▸ **What the task asks**
Repeat the entries from the line containing "Give me the" through the line containing "Annotate this image: element", and leave the pictures out of your answer.

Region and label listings
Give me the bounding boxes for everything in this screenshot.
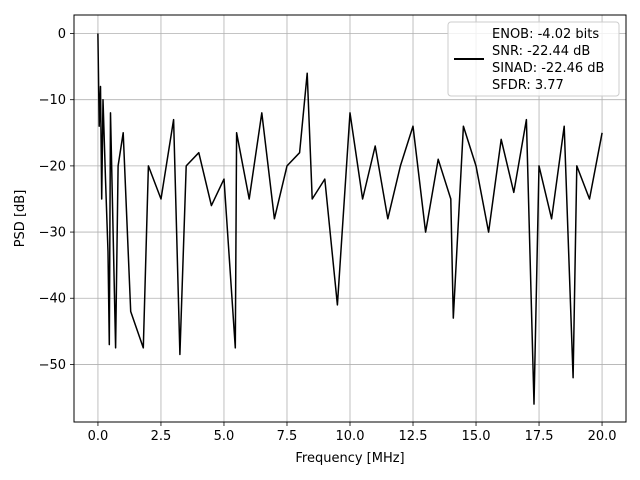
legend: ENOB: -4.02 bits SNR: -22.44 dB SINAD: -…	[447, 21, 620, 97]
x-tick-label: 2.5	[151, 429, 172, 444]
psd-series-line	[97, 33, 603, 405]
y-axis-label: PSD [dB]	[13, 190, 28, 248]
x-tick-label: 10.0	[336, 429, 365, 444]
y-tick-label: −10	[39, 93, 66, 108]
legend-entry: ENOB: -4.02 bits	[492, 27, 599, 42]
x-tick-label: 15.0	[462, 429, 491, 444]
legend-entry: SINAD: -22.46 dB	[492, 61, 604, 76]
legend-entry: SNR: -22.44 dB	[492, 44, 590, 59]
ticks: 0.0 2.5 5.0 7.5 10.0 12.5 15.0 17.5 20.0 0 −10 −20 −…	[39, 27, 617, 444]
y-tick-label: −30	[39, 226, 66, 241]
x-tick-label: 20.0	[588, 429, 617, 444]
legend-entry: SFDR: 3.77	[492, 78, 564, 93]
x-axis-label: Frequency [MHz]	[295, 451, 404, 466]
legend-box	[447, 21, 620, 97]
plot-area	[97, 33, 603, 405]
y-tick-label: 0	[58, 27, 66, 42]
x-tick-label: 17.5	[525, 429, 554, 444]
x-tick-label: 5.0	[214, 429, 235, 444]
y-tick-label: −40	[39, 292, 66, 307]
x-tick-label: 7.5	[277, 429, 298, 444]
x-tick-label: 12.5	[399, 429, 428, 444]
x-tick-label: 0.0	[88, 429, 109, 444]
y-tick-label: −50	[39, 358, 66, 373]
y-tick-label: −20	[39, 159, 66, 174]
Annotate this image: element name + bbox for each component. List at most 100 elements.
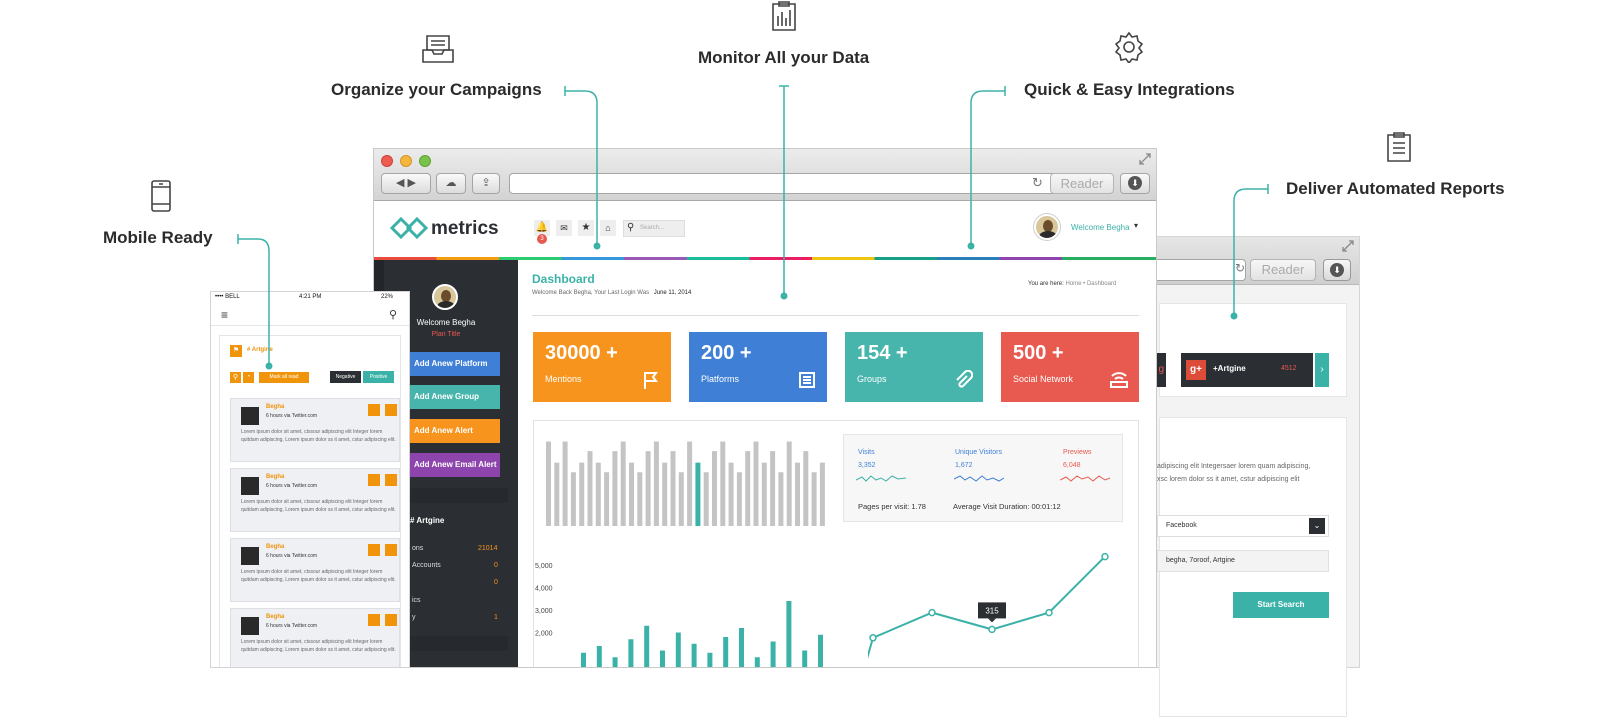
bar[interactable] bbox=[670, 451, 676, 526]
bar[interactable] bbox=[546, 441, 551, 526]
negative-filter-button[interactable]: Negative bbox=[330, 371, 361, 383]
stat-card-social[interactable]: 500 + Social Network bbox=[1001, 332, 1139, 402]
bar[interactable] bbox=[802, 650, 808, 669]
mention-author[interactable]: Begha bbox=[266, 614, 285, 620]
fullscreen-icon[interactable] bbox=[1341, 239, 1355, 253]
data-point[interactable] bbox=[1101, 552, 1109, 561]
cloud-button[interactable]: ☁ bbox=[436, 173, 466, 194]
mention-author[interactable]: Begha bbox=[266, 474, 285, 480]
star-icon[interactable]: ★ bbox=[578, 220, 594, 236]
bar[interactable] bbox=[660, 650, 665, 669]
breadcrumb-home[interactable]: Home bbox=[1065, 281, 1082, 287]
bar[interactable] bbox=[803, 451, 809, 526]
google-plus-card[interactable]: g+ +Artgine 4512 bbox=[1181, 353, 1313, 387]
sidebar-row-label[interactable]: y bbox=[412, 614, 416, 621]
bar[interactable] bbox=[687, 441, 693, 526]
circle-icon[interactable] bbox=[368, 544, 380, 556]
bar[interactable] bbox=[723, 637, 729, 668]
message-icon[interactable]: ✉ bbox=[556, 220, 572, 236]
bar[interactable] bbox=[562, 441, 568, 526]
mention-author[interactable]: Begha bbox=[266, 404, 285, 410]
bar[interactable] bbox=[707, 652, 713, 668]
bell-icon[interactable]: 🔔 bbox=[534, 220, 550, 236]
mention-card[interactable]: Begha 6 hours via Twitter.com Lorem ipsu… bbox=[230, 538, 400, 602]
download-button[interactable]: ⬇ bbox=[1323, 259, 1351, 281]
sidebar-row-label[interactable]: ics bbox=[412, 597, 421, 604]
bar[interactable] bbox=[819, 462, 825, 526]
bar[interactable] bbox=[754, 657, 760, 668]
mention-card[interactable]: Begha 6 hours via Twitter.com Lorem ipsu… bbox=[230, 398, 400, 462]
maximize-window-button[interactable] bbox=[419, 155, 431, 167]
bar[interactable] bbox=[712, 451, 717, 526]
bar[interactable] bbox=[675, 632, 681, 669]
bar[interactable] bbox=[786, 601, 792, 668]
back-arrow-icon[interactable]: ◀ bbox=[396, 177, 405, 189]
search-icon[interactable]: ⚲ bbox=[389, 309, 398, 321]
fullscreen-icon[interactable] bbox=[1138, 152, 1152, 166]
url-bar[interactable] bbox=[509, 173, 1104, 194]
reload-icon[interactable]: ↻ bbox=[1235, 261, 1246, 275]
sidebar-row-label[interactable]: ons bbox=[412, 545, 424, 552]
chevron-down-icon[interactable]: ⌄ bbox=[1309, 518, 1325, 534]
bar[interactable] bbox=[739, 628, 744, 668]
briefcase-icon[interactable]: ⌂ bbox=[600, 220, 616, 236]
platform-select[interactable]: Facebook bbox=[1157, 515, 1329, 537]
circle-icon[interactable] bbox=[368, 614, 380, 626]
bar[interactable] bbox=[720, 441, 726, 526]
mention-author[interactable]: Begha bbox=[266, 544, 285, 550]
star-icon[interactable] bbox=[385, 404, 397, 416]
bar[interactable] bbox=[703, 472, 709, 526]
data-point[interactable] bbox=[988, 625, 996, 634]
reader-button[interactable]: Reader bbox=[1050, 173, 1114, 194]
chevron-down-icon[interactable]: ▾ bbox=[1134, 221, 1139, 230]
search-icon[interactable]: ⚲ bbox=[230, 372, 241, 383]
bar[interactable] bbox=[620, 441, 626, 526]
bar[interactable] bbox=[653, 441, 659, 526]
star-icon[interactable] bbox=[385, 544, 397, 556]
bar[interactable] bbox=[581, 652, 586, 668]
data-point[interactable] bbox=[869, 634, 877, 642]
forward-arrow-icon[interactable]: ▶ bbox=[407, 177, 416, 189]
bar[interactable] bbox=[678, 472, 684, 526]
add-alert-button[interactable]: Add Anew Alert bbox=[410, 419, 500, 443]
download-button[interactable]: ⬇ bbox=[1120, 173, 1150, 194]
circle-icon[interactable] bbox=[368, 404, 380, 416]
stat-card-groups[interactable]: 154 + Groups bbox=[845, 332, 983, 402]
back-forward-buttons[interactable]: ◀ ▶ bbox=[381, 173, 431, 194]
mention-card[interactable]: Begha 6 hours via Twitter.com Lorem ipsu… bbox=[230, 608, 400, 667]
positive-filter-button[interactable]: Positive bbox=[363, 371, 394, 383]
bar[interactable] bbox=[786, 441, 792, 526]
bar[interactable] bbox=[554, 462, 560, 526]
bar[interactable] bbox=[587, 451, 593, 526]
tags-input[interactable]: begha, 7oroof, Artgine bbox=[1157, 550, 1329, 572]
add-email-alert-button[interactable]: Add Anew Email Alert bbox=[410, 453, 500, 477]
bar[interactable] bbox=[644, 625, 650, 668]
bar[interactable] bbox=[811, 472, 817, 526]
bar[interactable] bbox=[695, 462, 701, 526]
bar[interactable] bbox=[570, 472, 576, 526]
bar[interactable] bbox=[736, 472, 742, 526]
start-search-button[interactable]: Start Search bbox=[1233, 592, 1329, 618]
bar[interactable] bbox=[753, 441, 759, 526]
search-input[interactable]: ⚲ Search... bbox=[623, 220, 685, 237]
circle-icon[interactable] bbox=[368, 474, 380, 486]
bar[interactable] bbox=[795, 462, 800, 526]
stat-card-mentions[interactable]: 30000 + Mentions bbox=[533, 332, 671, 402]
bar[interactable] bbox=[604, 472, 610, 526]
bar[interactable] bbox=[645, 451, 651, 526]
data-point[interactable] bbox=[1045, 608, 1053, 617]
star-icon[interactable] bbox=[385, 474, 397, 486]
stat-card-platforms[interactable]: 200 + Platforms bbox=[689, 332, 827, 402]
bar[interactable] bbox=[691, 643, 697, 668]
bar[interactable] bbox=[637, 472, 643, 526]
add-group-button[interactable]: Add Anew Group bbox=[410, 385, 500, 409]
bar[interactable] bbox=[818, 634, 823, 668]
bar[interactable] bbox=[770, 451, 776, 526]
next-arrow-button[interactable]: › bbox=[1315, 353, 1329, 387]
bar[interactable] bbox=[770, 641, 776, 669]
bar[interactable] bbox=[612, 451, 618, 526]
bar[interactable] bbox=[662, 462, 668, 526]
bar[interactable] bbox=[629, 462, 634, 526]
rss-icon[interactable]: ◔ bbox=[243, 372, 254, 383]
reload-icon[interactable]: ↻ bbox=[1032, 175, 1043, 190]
---
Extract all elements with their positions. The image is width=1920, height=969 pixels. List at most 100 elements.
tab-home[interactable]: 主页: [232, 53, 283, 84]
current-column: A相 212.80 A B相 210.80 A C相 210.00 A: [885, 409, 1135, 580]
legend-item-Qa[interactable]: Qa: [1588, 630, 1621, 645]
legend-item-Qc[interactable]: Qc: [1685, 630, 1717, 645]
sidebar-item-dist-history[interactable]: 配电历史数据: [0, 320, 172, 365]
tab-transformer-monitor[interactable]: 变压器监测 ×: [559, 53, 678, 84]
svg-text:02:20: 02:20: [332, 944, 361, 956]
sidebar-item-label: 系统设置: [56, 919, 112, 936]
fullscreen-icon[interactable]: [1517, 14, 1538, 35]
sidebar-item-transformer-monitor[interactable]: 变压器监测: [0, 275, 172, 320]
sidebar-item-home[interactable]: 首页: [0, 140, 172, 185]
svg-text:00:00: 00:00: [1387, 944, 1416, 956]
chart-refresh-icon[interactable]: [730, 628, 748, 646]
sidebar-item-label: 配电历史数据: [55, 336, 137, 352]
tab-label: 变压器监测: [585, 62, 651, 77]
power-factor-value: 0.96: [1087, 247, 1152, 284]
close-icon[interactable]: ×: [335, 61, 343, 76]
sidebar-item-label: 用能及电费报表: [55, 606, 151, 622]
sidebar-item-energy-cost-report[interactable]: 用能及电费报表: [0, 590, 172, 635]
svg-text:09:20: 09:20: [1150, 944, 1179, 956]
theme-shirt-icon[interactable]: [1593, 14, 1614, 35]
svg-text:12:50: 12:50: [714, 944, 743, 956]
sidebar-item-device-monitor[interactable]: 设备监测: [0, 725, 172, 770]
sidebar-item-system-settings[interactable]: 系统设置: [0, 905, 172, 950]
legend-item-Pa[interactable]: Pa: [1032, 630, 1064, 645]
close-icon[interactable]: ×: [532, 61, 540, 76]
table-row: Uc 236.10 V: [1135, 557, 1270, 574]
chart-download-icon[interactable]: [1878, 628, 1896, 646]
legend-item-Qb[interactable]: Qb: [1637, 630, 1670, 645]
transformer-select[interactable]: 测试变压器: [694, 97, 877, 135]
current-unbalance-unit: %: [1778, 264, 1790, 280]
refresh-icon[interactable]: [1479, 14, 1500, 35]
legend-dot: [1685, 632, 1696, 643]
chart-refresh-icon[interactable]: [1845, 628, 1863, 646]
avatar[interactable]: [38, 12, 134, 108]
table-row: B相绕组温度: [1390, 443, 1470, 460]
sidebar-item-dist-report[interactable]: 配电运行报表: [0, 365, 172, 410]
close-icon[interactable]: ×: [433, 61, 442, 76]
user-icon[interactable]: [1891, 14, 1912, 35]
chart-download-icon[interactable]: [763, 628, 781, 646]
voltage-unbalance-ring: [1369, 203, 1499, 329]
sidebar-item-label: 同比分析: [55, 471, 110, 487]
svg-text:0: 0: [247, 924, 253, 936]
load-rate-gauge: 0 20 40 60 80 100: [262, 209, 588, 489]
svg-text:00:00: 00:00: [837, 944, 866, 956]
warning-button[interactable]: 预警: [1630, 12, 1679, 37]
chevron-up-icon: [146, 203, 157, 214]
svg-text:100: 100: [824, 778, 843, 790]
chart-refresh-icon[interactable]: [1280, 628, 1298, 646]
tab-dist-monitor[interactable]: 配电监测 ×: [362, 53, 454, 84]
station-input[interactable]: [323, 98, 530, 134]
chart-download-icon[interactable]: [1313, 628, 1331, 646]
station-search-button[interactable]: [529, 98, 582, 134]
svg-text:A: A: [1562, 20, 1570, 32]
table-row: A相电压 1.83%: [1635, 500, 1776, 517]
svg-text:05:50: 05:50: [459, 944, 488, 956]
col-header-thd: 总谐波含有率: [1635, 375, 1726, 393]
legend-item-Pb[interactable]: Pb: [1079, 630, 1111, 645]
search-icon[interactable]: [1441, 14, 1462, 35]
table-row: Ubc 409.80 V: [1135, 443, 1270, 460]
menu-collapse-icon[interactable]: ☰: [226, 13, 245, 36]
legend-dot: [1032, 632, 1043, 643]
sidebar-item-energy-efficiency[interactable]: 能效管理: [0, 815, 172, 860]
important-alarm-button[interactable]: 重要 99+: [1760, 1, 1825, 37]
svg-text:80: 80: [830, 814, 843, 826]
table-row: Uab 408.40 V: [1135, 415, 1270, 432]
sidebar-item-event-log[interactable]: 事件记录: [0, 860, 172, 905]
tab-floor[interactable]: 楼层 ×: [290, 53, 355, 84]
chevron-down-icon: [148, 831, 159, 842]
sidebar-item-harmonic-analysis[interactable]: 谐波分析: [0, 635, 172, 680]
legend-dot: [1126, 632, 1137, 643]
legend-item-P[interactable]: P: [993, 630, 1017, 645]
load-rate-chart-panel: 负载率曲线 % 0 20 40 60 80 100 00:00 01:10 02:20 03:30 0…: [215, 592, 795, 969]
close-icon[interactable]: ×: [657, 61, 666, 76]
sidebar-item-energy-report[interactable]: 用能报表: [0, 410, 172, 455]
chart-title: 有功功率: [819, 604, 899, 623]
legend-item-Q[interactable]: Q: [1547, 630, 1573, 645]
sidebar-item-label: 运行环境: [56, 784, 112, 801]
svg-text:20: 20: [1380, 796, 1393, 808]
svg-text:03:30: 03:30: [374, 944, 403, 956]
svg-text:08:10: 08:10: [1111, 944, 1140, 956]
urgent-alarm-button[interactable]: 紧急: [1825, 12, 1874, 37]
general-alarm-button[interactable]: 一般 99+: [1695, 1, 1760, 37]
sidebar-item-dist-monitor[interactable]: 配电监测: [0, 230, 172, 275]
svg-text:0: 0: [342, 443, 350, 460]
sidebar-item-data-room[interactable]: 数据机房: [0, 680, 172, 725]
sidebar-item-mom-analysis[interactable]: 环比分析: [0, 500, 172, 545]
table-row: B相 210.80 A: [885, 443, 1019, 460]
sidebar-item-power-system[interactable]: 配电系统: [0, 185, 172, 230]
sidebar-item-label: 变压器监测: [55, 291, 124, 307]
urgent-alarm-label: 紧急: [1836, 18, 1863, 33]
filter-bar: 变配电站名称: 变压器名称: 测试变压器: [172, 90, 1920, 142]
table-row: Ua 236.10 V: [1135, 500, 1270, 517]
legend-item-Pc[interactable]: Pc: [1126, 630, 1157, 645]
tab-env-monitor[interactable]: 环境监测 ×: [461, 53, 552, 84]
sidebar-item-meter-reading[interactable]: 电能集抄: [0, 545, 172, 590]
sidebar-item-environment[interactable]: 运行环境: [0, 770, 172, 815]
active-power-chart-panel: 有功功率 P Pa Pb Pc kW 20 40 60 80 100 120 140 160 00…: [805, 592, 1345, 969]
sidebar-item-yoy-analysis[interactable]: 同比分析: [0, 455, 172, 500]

▸ **Reply to the exercise**
Give me the bounding boxes for everything in this screenshot.
legend: ENOB: -4.02 bits SNR: -22.44 dB SINAD: -…	[447, 21, 620, 97]
x-tick-label: 2.5	[151, 429, 172, 444]
psd-series-line	[97, 33, 603, 405]
y-axis-label: PSD [dB]	[13, 190, 28, 248]
x-tick-label: 10.0	[336, 429, 365, 444]
y-tick-label: −10	[39, 93, 66, 108]
legend-entry: ENOB: -4.02 bits	[492, 27, 599, 42]
x-tick-label: 15.0	[462, 429, 491, 444]
legend-entry: SINAD: -22.46 dB	[492, 61, 604, 76]
legend-entry: SNR: -22.44 dB	[492, 44, 590, 59]
ticks: 0.0 2.5 5.0 7.5 10.0 12.5 15.0 17.5 20.0 0 −10 −20 −…	[39, 27, 617, 444]
y-tick-label: −30	[39, 226, 66, 241]
x-tick-label: 20.0	[588, 429, 617, 444]
legend-entry: SFDR: 3.77	[492, 78, 564, 93]
x-axis-label: Frequency [MHz]	[295, 451, 404, 466]
legend-box	[447, 21, 620, 97]
plot-area	[97, 33, 603, 405]
y-tick-label: 0	[58, 27, 66, 42]
x-tick-label: 17.5	[525, 429, 554, 444]
x-tick-label: 5.0	[214, 429, 235, 444]
y-tick-label: −40	[39, 292, 66, 307]
x-tick-label: 7.5	[277, 429, 298, 444]
x-tick-label: 12.5	[399, 429, 428, 444]
x-tick-label: 0.0	[88, 429, 109, 444]
y-tick-label: −50	[39, 358, 66, 373]
y-tick-label: −20	[39, 159, 66, 174]
Annotate this image: element name + bbox for each component. List at most 100 elements.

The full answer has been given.